→ Problem to work on: Copy out each line of the material in which the word "period" appears.

→ Material shown:
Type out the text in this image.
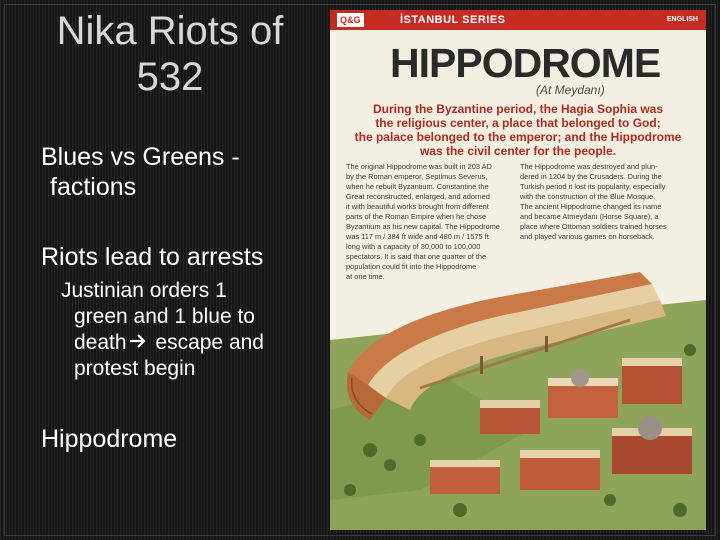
Nika Riots of
532
Blues vs Greens -
factions
Riots lead to arrests
Justinian orders 1
green and 1 blue to
death escape and
protest begin
Hippodrome
Q&G	İSTANBUL SERIES	ENGLISH
HIPPODROME
(At Meydanı)
During the Byzantine period, the Hagia Sophia was
the religious center, a place that belonged to God;
the palace belonged to the emperor; and the Hippodrome
was the civil center for the people.
The original Hippodrome was built in 203 AD
by the Roman emperor, Septimus Severus,
when he rebuilt Byzantium. Constantine the
Great reconstructed, enlarged, and adorned
it with beautiful works brought from different
parts of the Roman Empire when he chose
Byzantium as his new capital. The Hippodrome
was 117 m / 384 ft wide and 480 m / 1575 ft
long with a capacity of 30,000 to 100,000
spectators. It is said that one quarter of the
population could fit into the Hippodrome
at one time.
The Hippodrome was destroyed and plun-
dered in 1204 by the Crusaders. During the
Turkish period it lost its popularity, especially
with the construction of the Blue Mosque.
The ancient Hippodrome changed its name
and became Atmeydanı (Horse Square), a
place where Ottoman soldiers trained horses
and played various games on horseback.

→ Final result:
During the Byzantine period, the Hagia Sophia was
Turkish period it lost its popularity, especially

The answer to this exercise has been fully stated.